_EXERCISE OBJECTIVE_
Gather all lines in the entries below that include the word "opening".

_SOURCE DATA_
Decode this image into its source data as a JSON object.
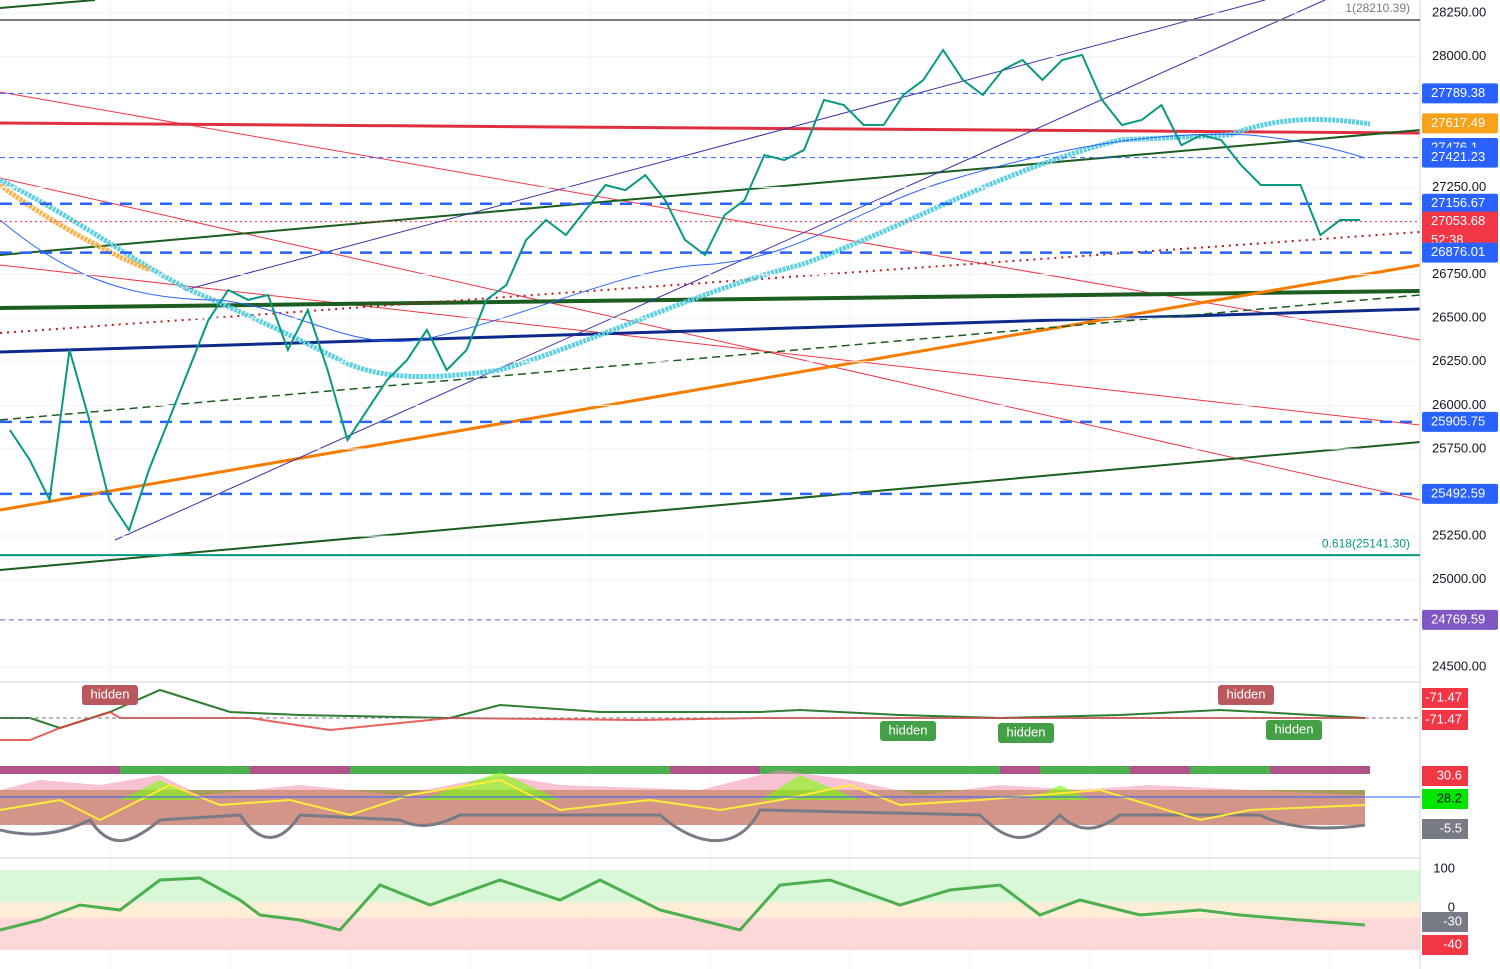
{
  "chart_data": {
    "type": "line",
    "color": "#089981",
    "values": [
      25859,
      25687,
      25458,
      26318,
      25916,
      25458,
      25285,
      25630,
      25916,
      26203,
      26490,
      26662,
      26605,
      26633,
      26318,
      26547,
      26203,
      25802,
      25974,
      26146,
      26260,
      26433,
      26203,
      26318,
      26605,
      26690,
      26949,
      27063,
      26977,
      27121,
      27264,
      27235,
      27321,
      27178,
      26949,
      26863,
      27092,
      27178,
      27436,
      27407,
      27465,
      27752,
      27723,
      27608,
      27608,
      27780,
      27866,
      28038,
      27866,
      27780,
      27924,
      27981,
      27866,
      27981,
      28010,
      27752,
      27608,
      27637,
      27723,
      27493,
      27551,
      27522,
      27379,
      27264,
      27264,
      27264,
      26977,
      27063,
      27063
    ],
    "ylim": [
      24425,
      28325
    ],
    "yticks": [
      {
        "value": 28250,
        "label": "28250.00"
      },
      {
        "value": 28000,
        "label": "28000.00"
      },
      {
        "value": 27250,
        "label": "27250.00"
      },
      {
        "value": 26750,
        "label": "26750.00"
      },
      {
        "value": 26500,
        "label": "26500.00"
      },
      {
        "value": 26250,
        "label": "26250.00"
      },
      {
        "value": 26000,
        "label": "26000.00"
      },
      {
        "value": 25750,
        "label": "25750.00"
      },
      {
        "value": 25250,
        "label": "25250.00"
      },
      {
        "value": 25000,
        "label": "25000.00"
      },
      {
        "value": 24500,
        "label": "24500.00"
      }
    ],
    "fib_levels": [
      {
        "value": 28210.39,
        "label": "1(28210.39)",
        "color": "#787b86"
      },
      {
        "value": 25141.3,
        "label": "0.618(25141.30)",
        "color": "#089981"
      }
    ],
    "price_levels": [
      {
        "value": 27789.38,
        "color": "#2962ff",
        "style": "thin-dashed"
      },
      {
        "value": 27617.49,
        "color": "#f7a21b",
        "style": "none"
      },
      {
        "value": 27476.1,
        "color": "#2962ff",
        "style": "none"
      },
      {
        "value": 27421.23,
        "color": "#2962ff",
        "style": "thin-dashed"
      },
      {
        "value": 27156.67,
        "color": "#2962ff",
        "style": "thick-dashed"
      },
      {
        "value": 27053.68,
        "color": "#f23645",
        "style": "dotted"
      },
      {
        "value": 26876.01,
        "color": "#2962ff",
        "style": "thick-dashed"
      },
      {
        "value": 25905.75,
        "color": "#2962ff",
        "style": "thick-dashed"
      },
      {
        "value": 25492.59,
        "color": "#2962ff",
        "style": "thick-dashed"
      },
      {
        "value": 24769.59,
        "color": "#7e57c2",
        "style": "thin-dashed"
      }
    ],
    "countdown": "52:38"
  },
  "indicators": {
    "hidden_labels": [
      "hidden",
      "hidden",
      "hidden",
      "hidden",
      "hidden"
    ],
    "labels": [
      {
        "value": -71.47,
        "color": "#f23645"
      },
      {
        "value": -71.47,
        "color": "#f23645"
      },
      {
        "value": 30.6,
        "color": "#f23645"
      },
      {
        "value": 28.2,
        "color": "#00e600"
      },
      {
        "value": -5.5,
        "color": "#787b86"
      },
      {
        "value": 100,
        "color": "none"
      },
      {
        "value": 0,
        "color": "none"
      },
      {
        "value": -30,
        "color": "#787b86"
      },
      {
        "value": -40,
        "color": "#f23645"
      }
    ]
  }
}
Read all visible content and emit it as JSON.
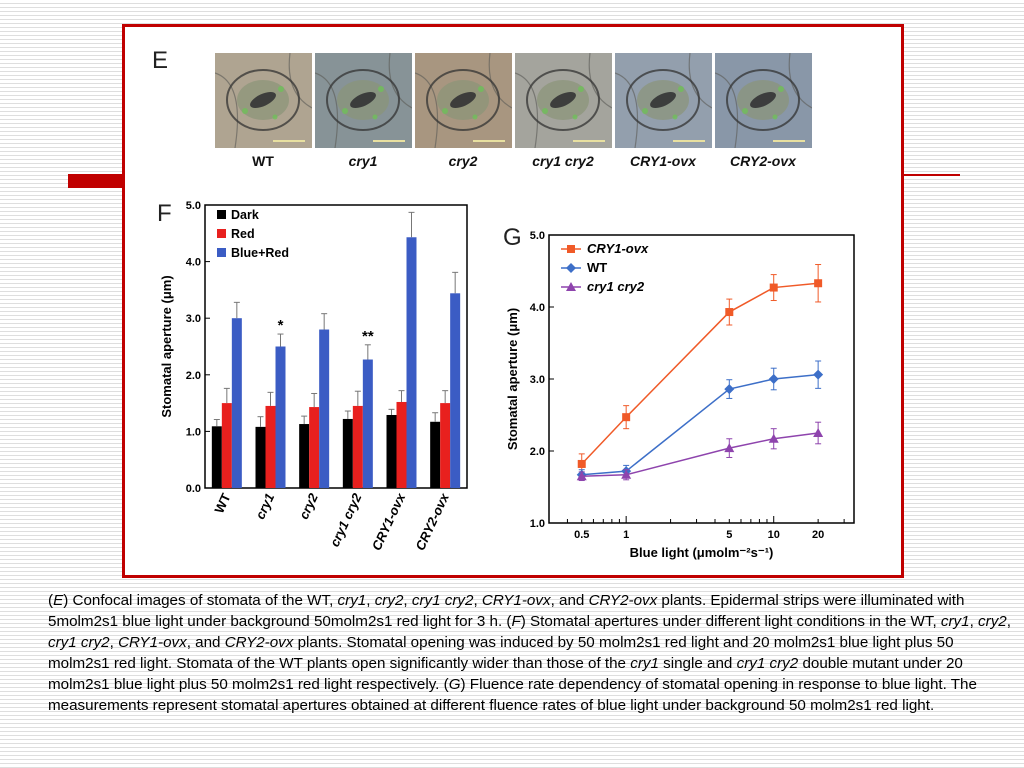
{
  "panel_e": {
    "letter": "E",
    "images": [
      {
        "label": "WT",
        "italic": false,
        "tint": "#a89a86",
        "cell": "#b4ad9a"
      },
      {
        "label": "cry1",
        "italic": true,
        "tint": "#7d8a90",
        "cell": "#8f9a9c"
      },
      {
        "label": "cry2",
        "italic": true,
        "tint": "#9e8a74",
        "cell": "#b0a08a"
      },
      {
        "label": "cry1 cry2",
        "italic": true,
        "tint": "#9a9a92",
        "cell": "#adada5"
      },
      {
        "label": "CRY1-ovx",
        "italic": true,
        "tint": "#8a98a6",
        "cell": "#9aa6b2"
      },
      {
        "label": "CRY2-ovx",
        "italic": true,
        "tint": "#7e8ca0",
        "cell": "#92a0ae"
      }
    ]
  },
  "chart_data": [
    {
      "panel": "F",
      "type": "bar",
      "ylabel": "Stomatal aperture (μm)",
      "ylim": [
        0,
        5
      ],
      "yticks": [
        "0.0",
        "1.0",
        "2.0",
        "3.0",
        "4.0",
        "5.0"
      ],
      "categories": [
        "WT",
        "cry1",
        "cry2",
        "cry1 cry2",
        "CRY1-ovx",
        "CRY2-ovx"
      ],
      "series": [
        {
          "name": "Dark",
          "color": "#000000",
          "values": [
            1.09,
            1.08,
            1.13,
            1.22,
            1.29,
            1.17
          ],
          "errors": [
            0.12,
            0.18,
            0.14,
            0.14,
            0.1,
            0.16
          ]
        },
        {
          "name": "Red",
          "color": "#e8201e",
          "values": [
            1.5,
            1.45,
            1.43,
            1.45,
            1.52,
            1.5
          ],
          "errors": [
            0.26,
            0.24,
            0.24,
            0.26,
            0.2,
            0.22
          ]
        },
        {
          "name": "Blue+Red",
          "color": "#3b5cc4",
          "values": [
            3.0,
            2.5,
            2.8,
            2.27,
            4.43,
            3.44
          ],
          "errors": [
            0.28,
            0.22,
            0.28,
            0.26,
            0.44,
            0.37
          ]
        }
      ],
      "annotations": [
        {
          "category": "cry1",
          "text": "*"
        },
        {
          "category": "cry1 cry2",
          "text": "**"
        }
      ],
      "legend": "top-left"
    },
    {
      "panel": "G",
      "type": "line",
      "xlabel": "Blue light (μmolm⁻²s⁻¹)",
      "ylabel": "Stomatal aperture (μm)",
      "xscale": "log",
      "xticks": [
        "0.5",
        "1",
        "5",
        "10",
        "20"
      ],
      "xlim": [
        0.3,
        35
      ],
      "ylim": [
        1,
        5
      ],
      "yticks": [
        "1.0",
        "2.0",
        "3.0",
        "4.0",
        "5.0"
      ],
      "x": [
        0.5,
        1,
        5,
        10,
        20
      ],
      "series": [
        {
          "name": "CRY1-ovx",
          "color": "#f05a28",
          "marker": "square",
          "values": [
            1.82,
            2.47,
            3.93,
            4.27,
            4.33
          ],
          "errors": [
            0.14,
            0.16,
            0.18,
            0.18,
            0.26
          ]
        },
        {
          "name": "WT",
          "color": "#3d6fc8",
          "marker": "diamond",
          "values": [
            1.67,
            1.72,
            2.86,
            3.0,
            3.06
          ],
          "errors": [
            0.07,
            0.08,
            0.13,
            0.15,
            0.19
          ]
        },
        {
          "name": "cry1 cry2",
          "color": "#8e44ad",
          "marker": "triangle",
          "values": [
            1.65,
            1.67,
            2.04,
            2.17,
            2.25
          ],
          "errors": [
            0.06,
            0.07,
            0.13,
            0.14,
            0.15
          ]
        }
      ],
      "legend": "top-left"
    }
  ],
  "caption": [
    {
      "t": "(",
      "i": false
    },
    {
      "t": "E",
      "i": true
    },
    {
      "t": ") Confocal images of stomata of the WT, ",
      "i": false
    },
    {
      "t": "cry1",
      "i": true
    },
    {
      "t": ", ",
      "i": false
    },
    {
      "t": "cry2",
      "i": true
    },
    {
      "t": ", ",
      "i": false
    },
    {
      "t": "cry1 cry2",
      "i": true
    },
    {
      "t": ", ",
      "i": false
    },
    {
      "t": "CRY1-ovx",
      "i": true
    },
    {
      "t": ", and ",
      "i": false
    },
    {
      "t": "CRY2-ovx",
      "i": true
    },
    {
      "t": " plants. Epidermal strips were illuminated with 5molm2s1 blue light under background 50molm2s1 red light for 3 h. (",
      "i": false
    },
    {
      "t": "F",
      "i": true
    },
    {
      "t": ") Stomatal apertures under different light conditions in the WT, ",
      "i": false
    },
    {
      "t": "cry1",
      "i": true
    },
    {
      "t": ", ",
      "i": false
    },
    {
      "t": "cry2",
      "i": true
    },
    {
      "t": ", ",
      "i": false
    },
    {
      "t": "cry1 cry2",
      "i": true
    },
    {
      "t": ", ",
      "i": false
    },
    {
      "t": "CRY1-ovx",
      "i": true
    },
    {
      "t": ", and ",
      "i": false
    },
    {
      "t": "CRY2-ovx",
      "i": true
    },
    {
      "t": " plants. Stomatal opening was induced by 50 molm2s1 red light and 20 molm2s1 blue light plus 50 molm2s1 red light. Stomata of the WT plants open significantly wider than those of the ",
      "i": false
    },
    {
      "t": "cry1",
      "i": true
    },
    {
      "t": " single and ",
      "i": false
    },
    {
      "t": "cry1 cry2",
      "i": true
    },
    {
      "t": " double mutant under 20 molm2s1 blue light plus 50 molm2s1 red light respectively. (",
      "i": false
    },
    {
      "t": "G",
      "i": true
    },
    {
      "t": ") Fluence rate dependency of stomatal opening in response to blue light. The measurements represent stomatal apertures obtained at different fluence rates of blue light under background 50 molm2s1 red light.",
      "i": false
    }
  ]
}
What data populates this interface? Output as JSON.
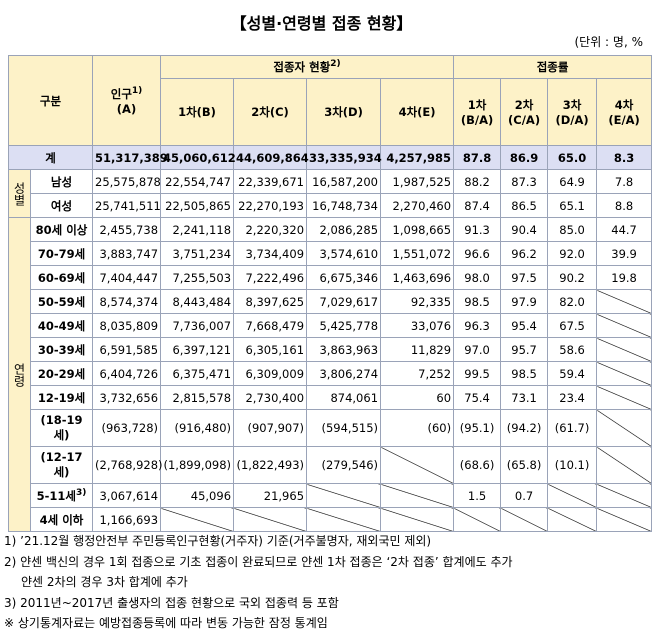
{
  "title": "【성별·연령별 접종 현황】",
  "unit": "(단위 : 명, %",
  "header": {
    "group": "구분",
    "population": "인구",
    "population_note": "1)",
    "population_sub": "(A)",
    "vaccinated": "접종자 현황",
    "vaccinated_note": "2)",
    "rate": "접종률",
    "dose_columns": [
      "1차(B)",
      "2차(C)",
      "3차(D)",
      "4차(E)"
    ],
    "rate_columns": [
      {
        "label": "1차",
        "sub": "(B/A)"
      },
      {
        "label": "2차",
        "sub": "(C/A)"
      },
      {
        "label": "3차",
        "sub": "(D/A)"
      },
      {
        "label": "4차",
        "sub": "(E/A)"
      }
    ]
  },
  "total": {
    "label": "계",
    "cells": [
      "51,317,389",
      "45,060,612",
      "44,609,864",
      "33,335,934",
      "4,257,985",
      "87.8",
      "86.9",
      "65.0",
      "8.3"
    ]
  },
  "groups": [
    {
      "label": "성별",
      "rows": [
        {
          "label": "남성",
          "cells": [
            "25,575,878",
            "22,554,747",
            "22,339,671",
            "16,587,200",
            "1,987,525",
            "88.2",
            "87.3",
            "64.9",
            "7.8"
          ]
        },
        {
          "label": "여성",
          "cells": [
            "25,741,511",
            "22,505,865",
            "22,270,193",
            "16,748,734",
            "2,270,460",
            "87.4",
            "86.5",
            "65.1",
            "8.8"
          ]
        }
      ]
    },
    {
      "label": "연령",
      "rows": [
        {
          "label": "80세 이상",
          "cells": [
            "2,455,738",
            "2,241,118",
            "2,220,320",
            "2,086,285",
            "1,098,665",
            "91.3",
            "90.4",
            "85.0",
            "44.7"
          ]
        },
        {
          "label": "70-79세",
          "cells": [
            "3,883,747",
            "3,751,234",
            "3,734,409",
            "3,574,610",
            "1,551,072",
            "96.6",
            "96.2",
            "92.0",
            "39.9"
          ]
        },
        {
          "label": "60-69세",
          "cells": [
            "7,404,447",
            "7,255,503",
            "7,222,496",
            "6,675,346",
            "1,463,696",
            "98.0",
            "97.5",
            "90.2",
            "19.8"
          ]
        },
        {
          "label": "50-59세",
          "cells": [
            "8,574,374",
            "8,443,484",
            "8,397,625",
            "7,029,617",
            "92,335",
            "98.5",
            "97.9",
            "82.0",
            null
          ]
        },
        {
          "label": "40-49세",
          "cells": [
            "8,035,809",
            "7,736,007",
            "7,668,479",
            "5,425,778",
            "33,076",
            "96.3",
            "95.4",
            "67.5",
            null
          ]
        },
        {
          "label": "30-39세",
          "cells": [
            "6,591,585",
            "6,397,121",
            "6,305,161",
            "3,863,963",
            "11,829",
            "97.0",
            "95.7",
            "58.6",
            null
          ]
        },
        {
          "label": "20-29세",
          "cells": [
            "6,404,726",
            "6,375,471",
            "6,309,009",
            "3,806,274",
            "7,252",
            "99.5",
            "98.5",
            "59.4",
            null
          ]
        },
        {
          "label": "12-19세",
          "cells": [
            "3,732,656",
            "2,815,578",
            "2,730,400",
            "874,061",
            "60",
            "75.4",
            "73.1",
            "23.4",
            null
          ]
        },
        {
          "label": "(18-19 세)",
          "cells": [
            "(963,728)",
            "(916,480)",
            "(907,907)",
            "(594,515)",
            "(60)",
            "(95.1)",
            "(94.2)",
            "(61.7)",
            null
          ]
        },
        {
          "label": "(12-17 세)",
          "cells": [
            "(2,768,928)",
            "(1,899,098)",
            "(1,822,493)",
            "(279,546)",
            null,
            "(68.6)",
            "(65.8)",
            "(10.1)",
            null
          ]
        },
        {
          "label": "5-11세",
          "note": "3)",
          "cells": [
            "3,067,614",
            "45,096",
            "21,965",
            null,
            null,
            "1.5",
            "0.7",
            null,
            null
          ]
        },
        {
          "label": "4세 이하",
          "cells": [
            "1,166,693",
            null,
            null,
            null,
            null,
            null,
            null,
            null,
            null
          ]
        }
      ]
    }
  ],
  "footnotes": [
    "1) ’21.12월 행정안전부 주민등록인구현황(거주자) 기준(거주불명자, 재외국민 제외)",
    "2) 얀센 백신의 경우 1회 접종으로 기초 접종이 완료되므로 얀센 1차 접종은 ‘2차 접종’ 합계에도 추가",
    "얀센 2차의 경우 3차 합계에 추가",
    "3) 2011년~2017년 출생자의 접종 현황으로 국외 접종력 등 포함",
    "※ 상기통계자료는 예방접종등록에 따라 변동 가능한 잠정 통계임"
  ]
}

_ANSWER IN FULL_
      "t": " plants. Stomatal opening was induced by 50 molm2s1 red light and 20 molm2s1 blue light plus 50 molm2s1 red light. Stomata of the WT plants open significantly wider than those of the ",
      "t": ") Fluence rate dependency of stomatal opening in response to blue light. The measurements represent stomatal apertures obtained at different fluence rates of blue light under background 50 molm2s1 red light.",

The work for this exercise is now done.